SET TASK
Answer with one number only: the number of lines that include the word "time".
____
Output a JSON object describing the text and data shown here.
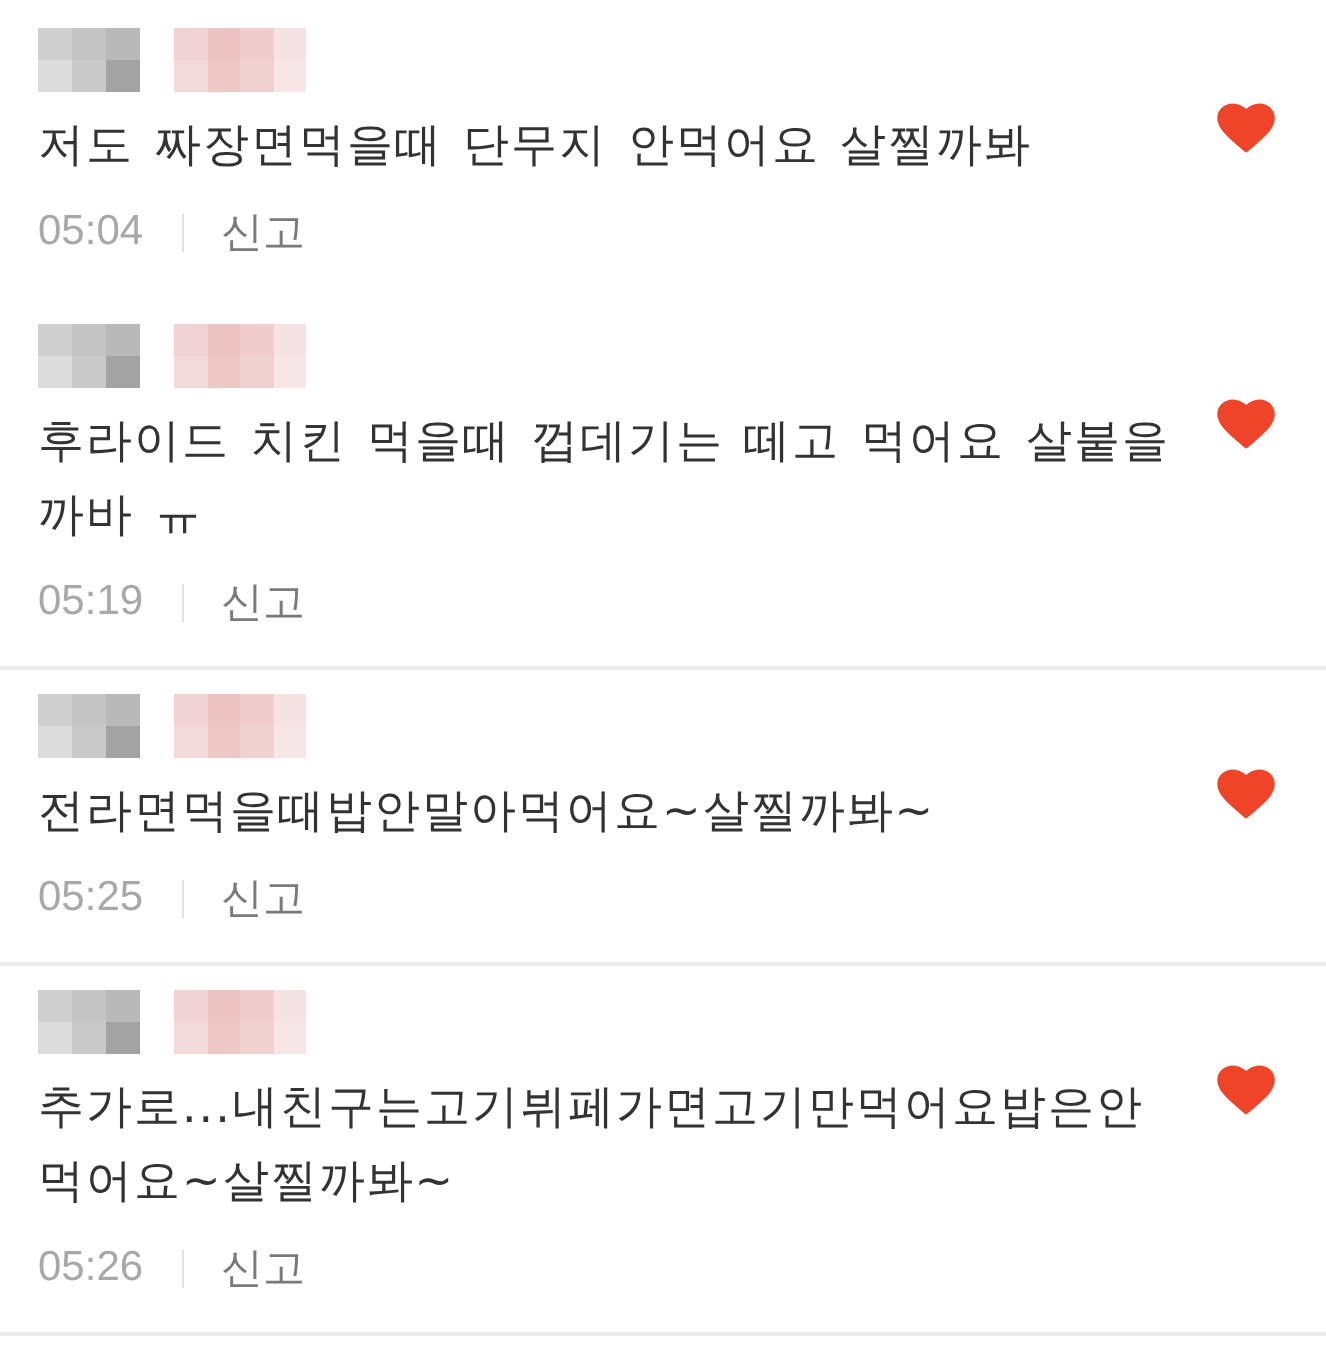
{
  "comments": [
    {
      "text": "저도 짜장면먹을때 단무지 안먹어요 살찔까봐",
      "time": "05:04",
      "report": "신고",
      "liked": true,
      "divider_below": false
    },
    {
      "text": "후라이드 치킨 먹을때 껍데기는 떼고 먹어요 살붙을 까바 ㅠ",
      "time": "05:19",
      "report": "신고",
      "liked": true,
      "divider_below": true
    },
    {
      "text": "전라면먹을때밥안말아먹어요~살찔까봐~",
      "time": "05:25",
      "report": "신고",
      "liked": true,
      "divider_below": true
    },
    {
      "text": "추가로...내친구는고기뷔페가면고기만먹어요밥은안 먹어요~살찔까봐~",
      "time": "05:26",
      "report": "신고",
      "liked": true,
      "divider_below": true
    }
  ]
}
____
RESPONSE TO THE EXERCISE
4